┌─ MATERIAL PROVIDED

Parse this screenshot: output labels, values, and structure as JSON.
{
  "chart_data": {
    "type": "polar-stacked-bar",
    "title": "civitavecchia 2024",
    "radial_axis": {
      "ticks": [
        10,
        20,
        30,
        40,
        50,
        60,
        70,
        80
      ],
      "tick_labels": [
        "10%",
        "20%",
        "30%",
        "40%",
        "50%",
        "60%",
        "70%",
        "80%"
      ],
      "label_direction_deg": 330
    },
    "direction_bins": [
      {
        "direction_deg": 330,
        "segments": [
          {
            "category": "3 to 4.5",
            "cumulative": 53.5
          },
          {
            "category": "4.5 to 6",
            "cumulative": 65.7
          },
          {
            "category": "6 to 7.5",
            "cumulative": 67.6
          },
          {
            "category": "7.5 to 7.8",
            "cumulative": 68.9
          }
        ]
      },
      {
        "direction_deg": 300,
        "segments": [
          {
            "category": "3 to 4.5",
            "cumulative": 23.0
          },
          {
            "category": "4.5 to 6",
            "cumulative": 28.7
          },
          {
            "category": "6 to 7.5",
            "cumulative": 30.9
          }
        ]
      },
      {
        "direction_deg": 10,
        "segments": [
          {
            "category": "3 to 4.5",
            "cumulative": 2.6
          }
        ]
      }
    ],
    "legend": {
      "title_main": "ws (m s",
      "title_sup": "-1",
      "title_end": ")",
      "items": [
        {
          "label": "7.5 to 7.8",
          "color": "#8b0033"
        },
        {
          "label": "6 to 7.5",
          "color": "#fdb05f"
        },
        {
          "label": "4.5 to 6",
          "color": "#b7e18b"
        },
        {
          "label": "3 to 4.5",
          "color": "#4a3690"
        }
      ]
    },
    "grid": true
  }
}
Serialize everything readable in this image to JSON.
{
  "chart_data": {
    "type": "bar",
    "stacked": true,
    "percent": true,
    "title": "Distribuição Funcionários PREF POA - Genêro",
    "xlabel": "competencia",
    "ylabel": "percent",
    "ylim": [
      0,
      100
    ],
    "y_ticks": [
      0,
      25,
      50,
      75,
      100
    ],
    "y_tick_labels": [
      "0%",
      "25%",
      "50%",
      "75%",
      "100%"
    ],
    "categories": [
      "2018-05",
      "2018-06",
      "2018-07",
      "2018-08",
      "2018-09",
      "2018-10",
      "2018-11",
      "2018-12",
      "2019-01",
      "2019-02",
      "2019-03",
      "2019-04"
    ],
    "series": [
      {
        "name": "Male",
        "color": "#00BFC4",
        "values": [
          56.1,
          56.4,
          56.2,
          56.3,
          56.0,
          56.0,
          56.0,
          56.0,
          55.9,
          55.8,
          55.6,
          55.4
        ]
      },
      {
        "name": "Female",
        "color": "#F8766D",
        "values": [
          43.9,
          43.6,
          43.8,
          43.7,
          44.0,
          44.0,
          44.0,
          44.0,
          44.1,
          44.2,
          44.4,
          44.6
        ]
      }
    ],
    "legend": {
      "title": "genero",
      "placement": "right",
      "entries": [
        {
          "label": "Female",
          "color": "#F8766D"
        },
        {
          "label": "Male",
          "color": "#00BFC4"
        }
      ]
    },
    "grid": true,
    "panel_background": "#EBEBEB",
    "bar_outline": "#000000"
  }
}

└─

Using the listing above, reproduce each line without omission.

▸ IN RESPONSE
Parse this screenshot: output labels, values, and structure as JSON.
{
  "chart_data": {
    "type": "polar-stacked-bar",
    "title": "civitavecchia 2024",
    "radial_axis": {
      "ticks": [
        10,
        20,
        30,
        40,
        50,
        60,
        70,
        80
      ],
      "tick_labels": [
        "10%",
        "20%",
        "30%",
        "40%",
        "50%",
        "60%",
        "70%",
        "80%"
      ],
      "label_direction_deg": 330
    },
    "direction_bins": [
      {
        "direction_deg": 330,
        "segments": [
          {
            "category": "3 to 4.5",
            "cumulative": 53.5
          },
          {
            "category": "4.5 to 6",
            "cumulative": 65.7
          },
          {
            "category": "6 to 7.5",
            "cumulative": 67.6
          },
          {
            "category": "7.5 to 7.8",
            "cumulative": 68.9
          }
        ]
      },
      {
        "direction_deg": 300,
        "segments": [
          {
            "category": "3 to 4.5",
            "cumulative": 23.0
          },
          {
            "category": "4.5 to 6",
            "cumulative": 28.7
          },
          {
            "category": "6 to 7.5",
            "cumulative": 30.9
          }
        ]
      },
      {
        "direction_deg": 10,
        "segments": [
          {
            "category": "3 to 4.5",
            "cumulative": 2.6
          }
        ]
      }
    ],
    "legend": {
      "title_main": "ws (m s",
      "title_sup": "-1",
      "title_end": ")",
      "items": [
        {
          "label": "7.5 to 7.8",
          "color": "#8b0033"
        },
        {
          "label": "6 to 7.5",
          "color": "#fdb05f"
        },
        {
          "label": "4.5 to 6",
          "color": "#b7e18b"
        },
        {
          "label": "3 to 4.5",
          "color": "#4a3690"
        }
      ]
    },
    "grid": true
  }
}
Serialize everything readable in this image to JSON.
{
  "chart_data": {
    "type": "bar",
    "stacked": true,
    "percent": true,
    "title": "Distribuição Funcionários PREF POA - Genêro",
    "xlabel": "competencia",
    "ylabel": "percent",
    "ylim": [
      0,
      100
    ],
    "y_ticks": [
      0,
      25,
      50,
      75,
      100
    ],
    "y_tick_labels": [
      "0%",
      "25%",
      "50%",
      "75%",
      "100%"
    ],
    "categories": [
      "2018-05",
      "2018-06",
      "2018-07",
      "2018-08",
      "2018-09",
      "2018-10",
      "2018-11",
      "2018-12",
      "2019-01",
      "2019-02",
      "2019-03",
      "2019-04"
    ],
    "series": [
      {
        "name": "Male",
        "color": "#00BFC4",
        "values": [
          56.1,
          56.4,
          56.2,
          56.3,
          56.0,
          56.0,
          56.0,
          56.0,
          55.9,
          55.8,
          55.6,
          55.4
        ]
      },
      {
        "name": "Female",
        "color": "#F8766D",
        "values": [
          43.9,
          43.6,
          43.8,
          43.7,
          44.0,
          44.0,
          44.0,
          44.0,
          44.1,
          44.2,
          44.4,
          44.6
        ]
      }
    ],
    "legend": {
      "title": "genero",
      "placement": "right",
      "entries": [
        {
          "label": "Female",
          "color": "#F8766D"
        },
        {
          "label": "Male",
          "color": "#00BFC4"
        }
      ]
    },
    "grid": true,
    "panel_background": "#EBEBEB",
    "bar_outline": "#000000"
  }
}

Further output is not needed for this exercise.